Data items
>>>>

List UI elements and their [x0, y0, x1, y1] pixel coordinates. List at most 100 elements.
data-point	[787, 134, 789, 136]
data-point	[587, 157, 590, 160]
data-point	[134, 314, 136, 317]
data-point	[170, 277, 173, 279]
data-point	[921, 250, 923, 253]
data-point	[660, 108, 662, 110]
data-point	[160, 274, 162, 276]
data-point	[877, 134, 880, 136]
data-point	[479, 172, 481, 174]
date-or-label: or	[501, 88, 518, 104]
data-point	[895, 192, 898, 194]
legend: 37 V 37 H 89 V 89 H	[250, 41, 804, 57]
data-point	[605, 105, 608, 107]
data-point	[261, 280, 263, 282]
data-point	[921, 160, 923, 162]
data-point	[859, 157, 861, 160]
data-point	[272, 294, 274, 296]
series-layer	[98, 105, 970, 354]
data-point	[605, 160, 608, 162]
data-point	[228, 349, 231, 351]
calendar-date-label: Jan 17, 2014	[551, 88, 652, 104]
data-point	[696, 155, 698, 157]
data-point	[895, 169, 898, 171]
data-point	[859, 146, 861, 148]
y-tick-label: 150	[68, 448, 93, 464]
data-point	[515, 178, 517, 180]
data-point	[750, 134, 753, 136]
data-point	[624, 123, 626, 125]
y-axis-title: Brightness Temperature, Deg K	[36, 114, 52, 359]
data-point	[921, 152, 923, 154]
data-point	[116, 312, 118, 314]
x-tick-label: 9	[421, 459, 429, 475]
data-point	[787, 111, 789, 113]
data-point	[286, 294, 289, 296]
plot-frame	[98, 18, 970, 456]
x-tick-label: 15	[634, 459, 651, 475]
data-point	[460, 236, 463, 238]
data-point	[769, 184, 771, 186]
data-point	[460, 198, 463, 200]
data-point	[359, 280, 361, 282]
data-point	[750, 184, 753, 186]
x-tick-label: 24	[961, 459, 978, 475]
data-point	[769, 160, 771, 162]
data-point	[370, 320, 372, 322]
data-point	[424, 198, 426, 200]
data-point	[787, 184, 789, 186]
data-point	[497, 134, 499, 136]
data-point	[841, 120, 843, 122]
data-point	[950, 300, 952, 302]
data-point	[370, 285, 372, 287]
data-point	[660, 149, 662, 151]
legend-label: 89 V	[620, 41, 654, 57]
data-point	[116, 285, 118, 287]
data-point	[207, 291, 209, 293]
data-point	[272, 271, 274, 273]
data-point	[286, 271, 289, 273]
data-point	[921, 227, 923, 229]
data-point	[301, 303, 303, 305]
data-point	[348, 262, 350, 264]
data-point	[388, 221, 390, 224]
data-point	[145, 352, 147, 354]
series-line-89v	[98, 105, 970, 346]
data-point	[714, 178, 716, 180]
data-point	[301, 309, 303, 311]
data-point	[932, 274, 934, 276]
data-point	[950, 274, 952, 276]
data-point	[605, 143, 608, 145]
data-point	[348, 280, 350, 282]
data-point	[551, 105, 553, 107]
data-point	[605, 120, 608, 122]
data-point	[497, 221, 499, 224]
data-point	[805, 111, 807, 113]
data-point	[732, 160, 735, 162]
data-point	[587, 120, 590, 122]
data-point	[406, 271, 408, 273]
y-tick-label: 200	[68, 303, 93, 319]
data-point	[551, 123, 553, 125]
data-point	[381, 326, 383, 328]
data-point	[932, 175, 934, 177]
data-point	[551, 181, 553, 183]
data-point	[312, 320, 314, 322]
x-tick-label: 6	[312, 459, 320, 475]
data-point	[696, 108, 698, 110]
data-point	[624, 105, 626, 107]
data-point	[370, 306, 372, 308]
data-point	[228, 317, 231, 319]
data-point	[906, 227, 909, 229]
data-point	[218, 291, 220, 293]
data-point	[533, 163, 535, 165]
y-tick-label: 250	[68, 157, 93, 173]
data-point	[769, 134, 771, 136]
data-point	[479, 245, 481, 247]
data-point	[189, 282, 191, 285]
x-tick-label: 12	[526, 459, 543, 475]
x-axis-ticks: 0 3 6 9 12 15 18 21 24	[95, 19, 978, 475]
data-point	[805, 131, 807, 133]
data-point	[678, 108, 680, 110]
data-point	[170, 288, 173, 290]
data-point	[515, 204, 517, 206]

<<<<

● Problem details: Copy the data items above line for line, with no changes.

● Response to the exercise:
List UI elements and their [x0, y0, x1, y1] pixel coordinates. List at most 100 elements.
data-point	[787, 134, 789, 136]
data-point	[587, 157, 590, 160]
data-point	[134, 314, 136, 317]
data-point	[170, 277, 173, 279]
data-point	[921, 250, 923, 253]
data-point	[660, 108, 662, 110]
data-point	[160, 274, 162, 276]
data-point	[877, 134, 880, 136]
data-point	[479, 172, 481, 174]
date-or-label: or	[501, 88, 518, 104]
data-point	[895, 192, 898, 194]
legend: 37 V 37 H 89 V 89 H	[250, 41, 804, 57]
data-point	[605, 105, 608, 107]
data-point	[261, 280, 263, 282]
data-point	[921, 160, 923, 162]
data-point	[859, 157, 861, 160]
data-point	[272, 294, 274, 296]
series-layer	[98, 105, 970, 354]
data-point	[605, 160, 608, 162]
data-point	[228, 349, 231, 351]
calendar-date-label: Jan 17, 2014	[551, 88, 652, 104]
data-point	[696, 155, 698, 157]
data-point	[895, 169, 898, 171]
data-point	[859, 146, 861, 148]
y-tick-label: 150	[68, 448, 93, 464]
data-point	[515, 178, 517, 180]
data-point	[750, 134, 753, 136]
data-point	[624, 123, 626, 125]
y-axis-title: Brightness Temperature, Deg K	[36, 114, 52, 359]
data-point	[921, 152, 923, 154]
data-point	[116, 312, 118, 314]
x-tick-label: 9	[421, 459, 429, 475]
data-point	[787, 111, 789, 113]
data-point	[286, 294, 289, 296]
plot-frame	[98, 18, 970, 456]
x-tick-label: 15	[634, 459, 651, 475]
data-point	[460, 236, 463, 238]
data-point	[769, 184, 771, 186]
data-point	[460, 198, 463, 200]
data-point	[359, 280, 361, 282]
data-point	[750, 184, 753, 186]
x-tick-label: 24	[961, 459, 978, 475]
data-point	[769, 160, 771, 162]
data-point	[370, 320, 372, 322]
data-point	[424, 198, 426, 200]
data-point	[787, 184, 789, 186]
data-point	[497, 134, 499, 136]
data-point	[841, 120, 843, 122]
data-point	[950, 300, 952, 302]
data-point	[370, 285, 372, 287]
data-point	[660, 149, 662, 151]
legend-label: 89 V	[620, 41, 654, 57]
data-point	[116, 285, 118, 287]
data-point	[207, 291, 209, 293]
data-point	[272, 271, 274, 273]
data-point	[286, 271, 289, 273]
data-point	[921, 227, 923, 229]
data-point	[301, 303, 303, 305]
data-point	[348, 262, 350, 264]
data-point	[388, 221, 390, 224]
data-point	[145, 352, 147, 354]
series-line-89v	[98, 105, 970, 346]
data-point	[714, 178, 716, 180]
data-point	[301, 309, 303, 311]
data-point	[932, 274, 934, 276]
data-point	[950, 274, 952, 276]
data-point	[605, 143, 608, 145]
data-point	[348, 280, 350, 282]
data-point	[551, 105, 553, 107]
data-point	[605, 120, 608, 122]
data-point	[497, 221, 499, 224]
data-point	[805, 111, 807, 113]
data-point	[732, 160, 735, 162]
data-point	[587, 120, 590, 122]
data-point	[406, 271, 408, 273]
y-tick-label: 200	[68, 303, 93, 319]
data-point	[551, 123, 553, 125]
data-point	[381, 326, 383, 328]
data-point	[932, 175, 934, 177]
data-point	[551, 181, 553, 183]
data-point	[312, 320, 314, 322]
x-tick-label: 6	[312, 459, 320, 475]
data-point	[696, 108, 698, 110]
data-point	[624, 105, 626, 107]
data-point	[370, 306, 372, 308]
data-point	[228, 317, 231, 319]
data-point	[906, 227, 909, 229]
data-point	[218, 291, 220, 293]
data-point	[533, 163, 535, 165]
y-tick-label: 250	[68, 157, 93, 173]
data-point	[769, 134, 771, 136]
data-point	[479, 245, 481, 247]
data-point	[189, 282, 191, 285]
x-tick-label: 12	[526, 459, 543, 475]
x-axis-ticks: 0 3 6 9 12 15 18 21 24	[95, 19, 978, 475]
data-point	[805, 131, 807, 133]
data-point	[678, 108, 680, 110]
data-point	[170, 288, 173, 290]
data-point	[515, 204, 517, 206]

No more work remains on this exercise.